» **Exercise**: Copy out the full article on Baltimore's pandemic aid spending word for word, with no changes.

» **Study text**:
★ ★ ★ ★ ★

When Baltimore received a windfall of $641 million in federal pandemic aid, Mayor Brandon Scott spread it across dozens of projects touching nearly every corner of city government.
But with federal deadlines to earmark and spend the money bearing down, the mayor’s plan is changing. Scott’s top pandemic aid official said Thursday that the city will redirect tens of millions of dollars to different causes.
In total, Mayor’s Office of Recovery Programs Director Shamiah Kerney told the City Council during a budget hearing Thursday, $66.5 million in American Rescue Plan Act funds originally committed to transportation, health, broadband and public safety will go toward other uses. Those include park renovations, city hiring incentives, scholarships, and school and fire house improvements.
Baltimore has until the end of 2024 to earmark all of its American Rescue Plan Act money and until the end of 2026 to spend it.
While Baltimore has been slow to spend much of its ARPA funding, a recent change in oversight requirements has ameliorated some urgency. As of the end of April, the city had spent 40%, or $256 million, of its pandemic aid and, under new an expanded federal definition for obligated funding, it has earmarked $603 million, putting the city 94% of the way to meeting the end-of-2024 deadline.
Wednesday’s announcement comes after officials with the pandemic aid office first warned more than a year ago that changes might be coming to the city’s $641 million spending plan. The Office of Recovery Programs, which was established to oversee the implementation of the city’s pandemic aid, undertook a review of agencies’ spending in recent months to determine where the city’s plan might need to change.
Kerney said Thursday that her office plans to continue its review of the city’s spending for potential additional changes.
The agency losing the most is the Health Department, which will see $35 million of its $80 million allotment clawed back. The city has opted to prioritize funding its COVID-19 efforts with other federal funding streams, leaving the city with extra American Rescue Plan Act cash to work with.

★ ★ ★ ★ ★

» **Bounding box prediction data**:
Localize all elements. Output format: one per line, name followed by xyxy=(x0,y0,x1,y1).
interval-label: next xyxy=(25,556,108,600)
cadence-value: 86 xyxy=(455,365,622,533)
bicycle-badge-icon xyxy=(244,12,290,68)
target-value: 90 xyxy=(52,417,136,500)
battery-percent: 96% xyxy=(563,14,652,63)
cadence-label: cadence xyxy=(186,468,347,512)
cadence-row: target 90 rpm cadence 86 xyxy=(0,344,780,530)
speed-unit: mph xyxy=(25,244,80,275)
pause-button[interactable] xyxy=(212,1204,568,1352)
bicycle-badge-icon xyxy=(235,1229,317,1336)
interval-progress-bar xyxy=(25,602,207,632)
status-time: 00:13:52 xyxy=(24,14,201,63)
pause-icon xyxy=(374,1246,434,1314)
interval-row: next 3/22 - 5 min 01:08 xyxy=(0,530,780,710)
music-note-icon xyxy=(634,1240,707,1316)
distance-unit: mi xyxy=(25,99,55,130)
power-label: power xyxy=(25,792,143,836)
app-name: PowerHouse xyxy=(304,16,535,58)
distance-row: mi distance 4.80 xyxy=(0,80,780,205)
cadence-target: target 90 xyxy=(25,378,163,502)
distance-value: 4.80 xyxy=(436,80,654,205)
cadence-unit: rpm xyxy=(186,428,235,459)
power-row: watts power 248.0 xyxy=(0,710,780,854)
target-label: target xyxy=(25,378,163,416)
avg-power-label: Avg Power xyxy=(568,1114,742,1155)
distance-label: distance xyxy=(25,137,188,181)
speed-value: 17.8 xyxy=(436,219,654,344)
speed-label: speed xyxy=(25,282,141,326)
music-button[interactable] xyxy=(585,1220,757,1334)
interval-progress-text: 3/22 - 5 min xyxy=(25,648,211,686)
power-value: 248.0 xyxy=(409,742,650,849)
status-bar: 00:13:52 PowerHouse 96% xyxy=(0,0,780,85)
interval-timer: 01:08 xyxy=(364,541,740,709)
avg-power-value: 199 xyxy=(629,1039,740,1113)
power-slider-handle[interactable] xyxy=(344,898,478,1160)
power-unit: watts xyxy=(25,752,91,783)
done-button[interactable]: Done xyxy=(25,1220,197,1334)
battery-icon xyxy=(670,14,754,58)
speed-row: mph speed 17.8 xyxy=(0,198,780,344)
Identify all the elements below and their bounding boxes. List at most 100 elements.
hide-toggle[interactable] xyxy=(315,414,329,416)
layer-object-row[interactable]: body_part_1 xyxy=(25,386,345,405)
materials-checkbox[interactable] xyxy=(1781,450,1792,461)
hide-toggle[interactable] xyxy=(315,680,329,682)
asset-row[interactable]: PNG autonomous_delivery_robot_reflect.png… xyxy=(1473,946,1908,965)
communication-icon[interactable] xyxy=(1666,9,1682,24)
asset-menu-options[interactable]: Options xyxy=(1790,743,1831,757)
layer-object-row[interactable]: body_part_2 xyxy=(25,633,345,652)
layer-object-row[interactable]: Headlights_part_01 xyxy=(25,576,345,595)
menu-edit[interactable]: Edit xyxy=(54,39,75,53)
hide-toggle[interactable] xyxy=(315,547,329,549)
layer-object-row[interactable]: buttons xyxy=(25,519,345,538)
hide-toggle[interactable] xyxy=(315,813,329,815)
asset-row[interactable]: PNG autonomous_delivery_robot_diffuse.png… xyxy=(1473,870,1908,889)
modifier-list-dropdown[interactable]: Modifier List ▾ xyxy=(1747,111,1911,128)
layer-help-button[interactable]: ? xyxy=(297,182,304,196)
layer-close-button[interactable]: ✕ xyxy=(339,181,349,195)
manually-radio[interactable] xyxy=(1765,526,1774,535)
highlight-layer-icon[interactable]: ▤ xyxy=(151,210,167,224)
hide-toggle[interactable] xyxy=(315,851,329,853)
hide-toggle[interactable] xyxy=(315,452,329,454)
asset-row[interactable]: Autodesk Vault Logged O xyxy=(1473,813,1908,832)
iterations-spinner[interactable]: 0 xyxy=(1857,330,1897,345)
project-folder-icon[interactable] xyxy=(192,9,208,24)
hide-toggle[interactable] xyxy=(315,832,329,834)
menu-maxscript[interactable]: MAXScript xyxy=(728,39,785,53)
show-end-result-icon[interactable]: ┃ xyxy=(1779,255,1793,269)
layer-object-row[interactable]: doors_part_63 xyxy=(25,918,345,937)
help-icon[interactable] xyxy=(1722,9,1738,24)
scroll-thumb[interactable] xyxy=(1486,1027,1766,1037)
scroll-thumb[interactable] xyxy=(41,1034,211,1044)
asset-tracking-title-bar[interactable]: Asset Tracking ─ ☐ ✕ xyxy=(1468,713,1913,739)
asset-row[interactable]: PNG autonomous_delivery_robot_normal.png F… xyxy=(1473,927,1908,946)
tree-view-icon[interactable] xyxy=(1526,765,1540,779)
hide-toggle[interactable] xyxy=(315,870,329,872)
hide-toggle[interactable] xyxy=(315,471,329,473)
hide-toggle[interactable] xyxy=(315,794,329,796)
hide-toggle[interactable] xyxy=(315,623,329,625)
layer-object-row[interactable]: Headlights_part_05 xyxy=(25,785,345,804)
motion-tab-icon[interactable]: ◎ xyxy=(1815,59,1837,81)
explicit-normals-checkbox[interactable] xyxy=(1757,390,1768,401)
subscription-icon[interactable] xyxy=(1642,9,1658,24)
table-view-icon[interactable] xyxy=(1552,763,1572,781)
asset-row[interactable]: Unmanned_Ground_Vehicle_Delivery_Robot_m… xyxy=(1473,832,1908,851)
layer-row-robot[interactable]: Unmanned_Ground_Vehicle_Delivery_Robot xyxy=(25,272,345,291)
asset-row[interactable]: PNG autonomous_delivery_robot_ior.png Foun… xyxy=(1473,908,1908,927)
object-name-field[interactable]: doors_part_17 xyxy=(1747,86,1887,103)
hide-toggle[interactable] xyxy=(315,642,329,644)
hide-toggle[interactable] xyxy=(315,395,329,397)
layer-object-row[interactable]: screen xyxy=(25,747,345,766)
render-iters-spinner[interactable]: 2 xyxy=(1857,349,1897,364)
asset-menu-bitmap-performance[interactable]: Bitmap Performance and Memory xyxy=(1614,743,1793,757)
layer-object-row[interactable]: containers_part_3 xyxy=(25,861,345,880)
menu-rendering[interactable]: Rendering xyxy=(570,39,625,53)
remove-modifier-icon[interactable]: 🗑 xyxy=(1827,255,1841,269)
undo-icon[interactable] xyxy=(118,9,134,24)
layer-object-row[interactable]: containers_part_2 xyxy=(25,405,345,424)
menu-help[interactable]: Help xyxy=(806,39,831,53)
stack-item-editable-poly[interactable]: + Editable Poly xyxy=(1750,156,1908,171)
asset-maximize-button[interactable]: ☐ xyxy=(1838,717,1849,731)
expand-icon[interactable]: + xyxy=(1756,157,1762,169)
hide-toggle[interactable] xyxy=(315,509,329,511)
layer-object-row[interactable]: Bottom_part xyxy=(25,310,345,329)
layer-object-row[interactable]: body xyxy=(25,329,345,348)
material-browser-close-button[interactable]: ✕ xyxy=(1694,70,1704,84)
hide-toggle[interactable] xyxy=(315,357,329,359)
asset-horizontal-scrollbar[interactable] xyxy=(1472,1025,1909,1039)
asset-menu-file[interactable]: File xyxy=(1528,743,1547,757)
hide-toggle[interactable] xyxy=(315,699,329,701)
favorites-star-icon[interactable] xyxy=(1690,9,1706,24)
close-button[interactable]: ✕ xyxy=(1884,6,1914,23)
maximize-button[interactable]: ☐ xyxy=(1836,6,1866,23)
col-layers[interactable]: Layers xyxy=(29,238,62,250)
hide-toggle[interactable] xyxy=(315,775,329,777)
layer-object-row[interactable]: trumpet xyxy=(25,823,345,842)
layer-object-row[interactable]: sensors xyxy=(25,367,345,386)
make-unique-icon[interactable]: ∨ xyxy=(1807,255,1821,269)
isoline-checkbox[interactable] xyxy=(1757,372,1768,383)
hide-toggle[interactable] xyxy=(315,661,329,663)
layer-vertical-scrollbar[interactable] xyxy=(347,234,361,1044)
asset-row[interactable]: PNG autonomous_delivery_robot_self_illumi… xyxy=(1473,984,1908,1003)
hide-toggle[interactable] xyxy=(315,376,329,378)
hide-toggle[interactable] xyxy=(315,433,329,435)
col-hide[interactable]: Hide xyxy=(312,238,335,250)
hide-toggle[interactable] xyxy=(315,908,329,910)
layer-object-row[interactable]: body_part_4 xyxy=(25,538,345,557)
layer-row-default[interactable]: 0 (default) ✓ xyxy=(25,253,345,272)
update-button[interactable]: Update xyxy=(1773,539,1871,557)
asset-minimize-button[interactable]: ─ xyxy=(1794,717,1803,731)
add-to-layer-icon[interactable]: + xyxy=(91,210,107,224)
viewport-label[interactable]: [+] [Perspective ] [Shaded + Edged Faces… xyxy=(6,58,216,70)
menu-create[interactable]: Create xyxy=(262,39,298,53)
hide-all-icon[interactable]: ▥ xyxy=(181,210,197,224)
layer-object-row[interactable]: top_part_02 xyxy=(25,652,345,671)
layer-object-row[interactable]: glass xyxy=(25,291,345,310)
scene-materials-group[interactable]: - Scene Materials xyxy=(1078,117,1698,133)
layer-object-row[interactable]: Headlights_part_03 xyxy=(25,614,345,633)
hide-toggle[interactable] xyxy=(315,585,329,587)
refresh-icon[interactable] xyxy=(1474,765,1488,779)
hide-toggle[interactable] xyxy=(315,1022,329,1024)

★ ★ ★ ★ ★

» **Output for this task**:
When Baltimore received a windfall of $641 million in federal pandemic aid, Mayor Brandon Scott spread it across dozens of projects touching nearly every corner of city government.
But with federal deadlines to earmark and spend the money bearing down, the mayor’s plan is changing. Scott’s top pandemic aid official said Thursday that the city will redirect tens of millions of dollars to different causes.
In total, Mayor’s Office of Recovery Programs Director Shamiah Kerney told the City Council during a budget hearing Thursday, $66.5 million in American Rescue Plan Act funds originally committed to transportation, health, broadband and public safety will go toward other uses. Those include park renovations, city hiring incentives, scholarships, and school and fire house improvements.
Baltimore has until the end of 2024 to earmark all of its American Rescue Plan Act money and until the end of 2026 to spend it.
While Baltimore has been slow to spend much of its ARPA funding, a recent change in oversight requirements has ameliorated some urgency. As of the end of April, the city had spent 40%, or $256 million, of its pandemic aid and, under new an expanded federal definition for obligated funding, it has earmarked $603 million, putting the city 94% of the way to meeting the end-of-2024 deadline.
Wednesday’s announcement comes after officials with the pandemic aid office first warned more than a year ago that changes might be coming to the city’s $641 million spending plan. The Office of Recovery Programs, which was established to oversee the implementation of the city’s pandemic aid, undertook a review of agencies’ spending in recent months to determine where the city’s plan might need to change.
Kerney said Thursday that her office plans to continue its review of the city’s spending for potential additional changes.
The agency losing the most is the Health Department, which will see $35 million of its $80 million allotment clawed back. The city has opted to prioritize funding its COVID-19 efforts with other federal funding streams, leaving the city with extra American Rescue Plan Act cash to work with.